### Given problem
Single out each line with the word "title" and copy it.
○ ○ ○ ○
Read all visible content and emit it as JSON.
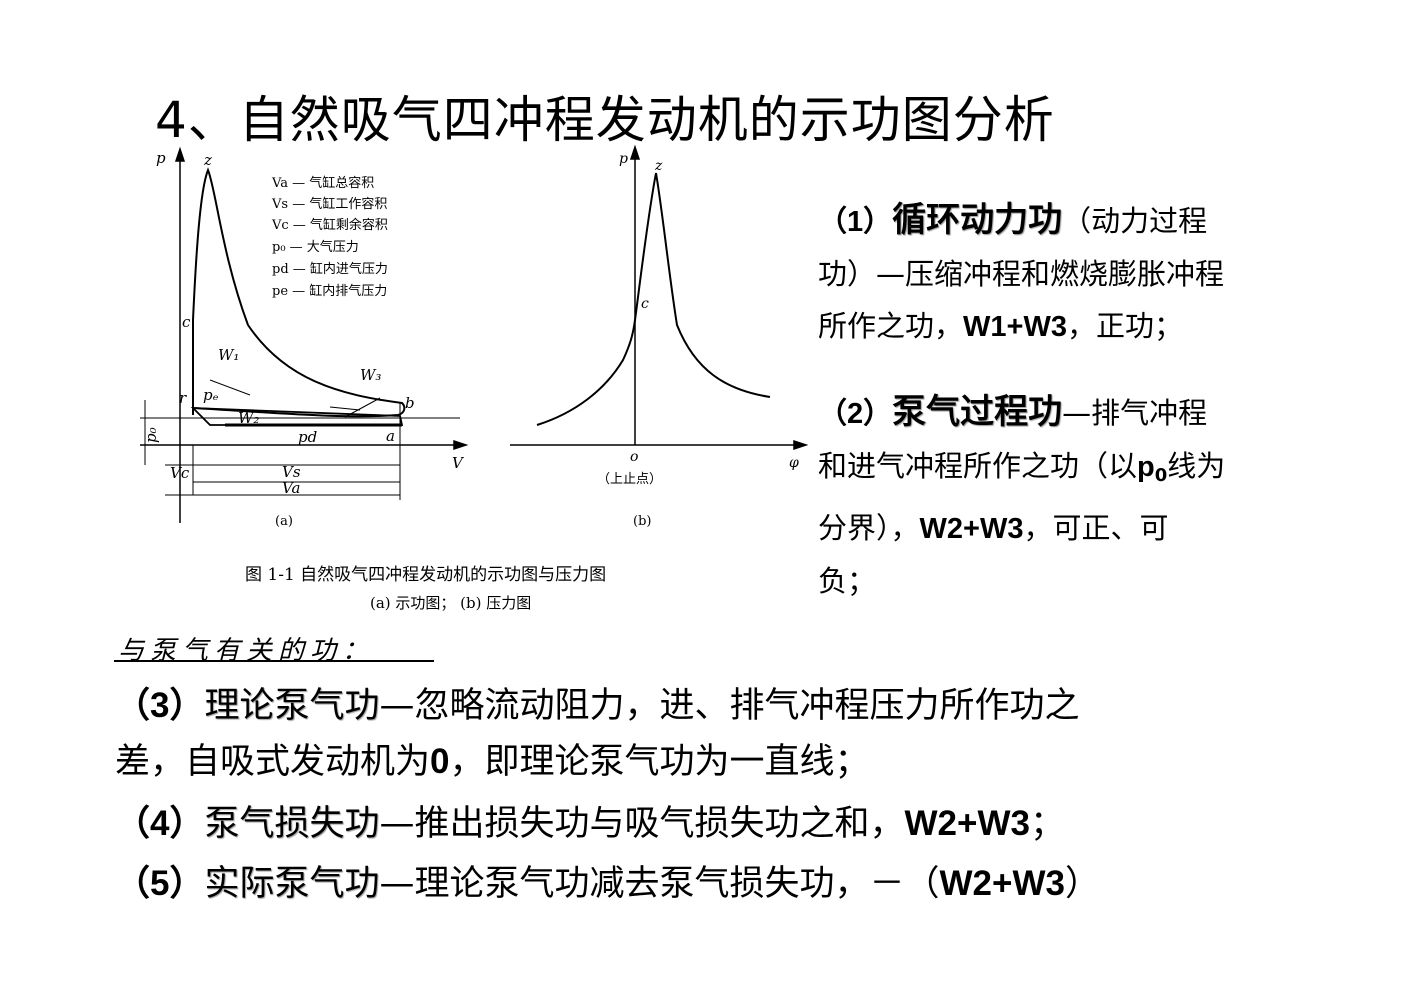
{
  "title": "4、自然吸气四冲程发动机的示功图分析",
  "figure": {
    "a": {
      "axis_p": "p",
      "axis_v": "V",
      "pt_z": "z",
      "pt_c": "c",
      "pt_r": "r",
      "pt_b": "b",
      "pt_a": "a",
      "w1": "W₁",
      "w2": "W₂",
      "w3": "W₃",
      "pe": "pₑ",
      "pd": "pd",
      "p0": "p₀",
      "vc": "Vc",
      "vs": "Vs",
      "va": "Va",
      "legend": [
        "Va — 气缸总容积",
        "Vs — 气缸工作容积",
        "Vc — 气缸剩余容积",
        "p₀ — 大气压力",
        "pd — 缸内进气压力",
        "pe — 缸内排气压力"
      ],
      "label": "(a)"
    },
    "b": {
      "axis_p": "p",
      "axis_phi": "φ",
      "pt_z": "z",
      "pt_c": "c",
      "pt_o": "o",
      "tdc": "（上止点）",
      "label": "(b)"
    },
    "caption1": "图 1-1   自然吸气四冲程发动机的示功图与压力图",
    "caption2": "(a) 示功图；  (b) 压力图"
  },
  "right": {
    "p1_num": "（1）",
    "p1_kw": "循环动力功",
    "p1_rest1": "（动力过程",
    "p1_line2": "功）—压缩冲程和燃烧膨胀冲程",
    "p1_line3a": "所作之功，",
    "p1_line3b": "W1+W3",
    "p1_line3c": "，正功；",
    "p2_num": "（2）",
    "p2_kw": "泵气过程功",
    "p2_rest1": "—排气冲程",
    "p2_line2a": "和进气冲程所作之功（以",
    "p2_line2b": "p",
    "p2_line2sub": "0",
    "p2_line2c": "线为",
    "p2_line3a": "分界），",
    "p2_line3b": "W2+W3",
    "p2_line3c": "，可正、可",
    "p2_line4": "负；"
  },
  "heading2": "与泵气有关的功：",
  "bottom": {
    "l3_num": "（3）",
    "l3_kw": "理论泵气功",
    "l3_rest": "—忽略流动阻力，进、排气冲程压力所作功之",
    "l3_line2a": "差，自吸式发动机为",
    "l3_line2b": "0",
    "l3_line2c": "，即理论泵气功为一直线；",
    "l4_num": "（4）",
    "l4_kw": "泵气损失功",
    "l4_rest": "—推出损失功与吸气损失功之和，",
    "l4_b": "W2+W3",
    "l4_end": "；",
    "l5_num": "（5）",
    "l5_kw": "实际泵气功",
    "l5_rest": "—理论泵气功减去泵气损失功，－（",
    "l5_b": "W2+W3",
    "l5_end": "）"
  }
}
○ ○ ○ ○
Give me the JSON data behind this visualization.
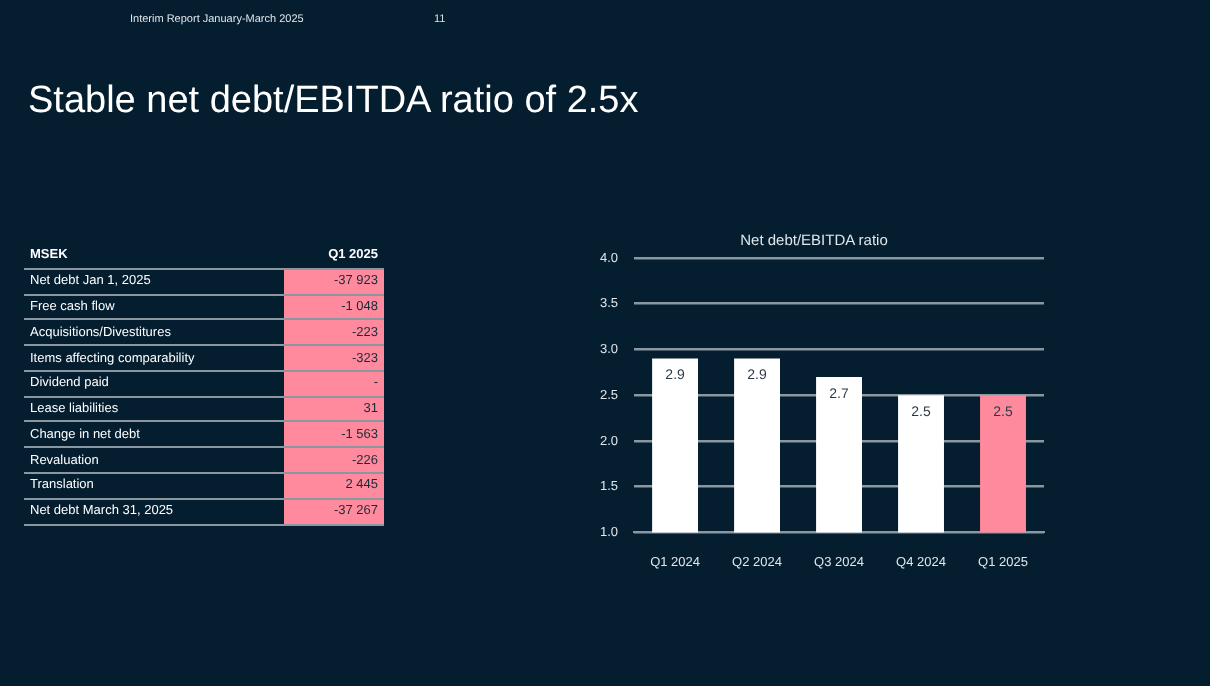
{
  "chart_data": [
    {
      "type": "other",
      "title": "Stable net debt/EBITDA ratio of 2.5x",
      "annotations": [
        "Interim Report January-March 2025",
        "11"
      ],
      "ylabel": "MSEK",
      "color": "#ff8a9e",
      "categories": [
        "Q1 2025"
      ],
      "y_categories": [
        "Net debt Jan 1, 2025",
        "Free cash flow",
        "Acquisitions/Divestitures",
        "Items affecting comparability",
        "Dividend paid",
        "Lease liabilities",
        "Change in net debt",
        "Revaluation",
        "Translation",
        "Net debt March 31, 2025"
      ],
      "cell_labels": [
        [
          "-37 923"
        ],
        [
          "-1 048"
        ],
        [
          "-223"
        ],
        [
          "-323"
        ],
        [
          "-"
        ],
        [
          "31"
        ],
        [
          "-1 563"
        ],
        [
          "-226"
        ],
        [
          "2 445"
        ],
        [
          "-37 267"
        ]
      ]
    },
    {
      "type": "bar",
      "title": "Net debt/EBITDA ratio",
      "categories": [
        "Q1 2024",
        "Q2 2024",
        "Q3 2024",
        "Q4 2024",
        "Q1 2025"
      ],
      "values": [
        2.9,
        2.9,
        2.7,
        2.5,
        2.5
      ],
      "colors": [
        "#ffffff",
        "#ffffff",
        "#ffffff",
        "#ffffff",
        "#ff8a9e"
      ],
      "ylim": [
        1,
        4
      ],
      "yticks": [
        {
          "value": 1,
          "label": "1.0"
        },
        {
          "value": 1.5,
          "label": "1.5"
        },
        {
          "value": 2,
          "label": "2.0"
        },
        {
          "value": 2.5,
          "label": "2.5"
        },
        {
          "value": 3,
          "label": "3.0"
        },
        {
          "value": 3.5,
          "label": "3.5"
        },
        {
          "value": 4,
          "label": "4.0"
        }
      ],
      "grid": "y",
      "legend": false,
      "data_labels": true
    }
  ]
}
○ ○ ○ ○
### Result of the exercise
  "title": "4、自然吸气四冲程发动机的示功图分析",
      "title": "Stable net debt/EBITDA ratio of 2.5x",
      "title": "Net debt/EBITDA ratio",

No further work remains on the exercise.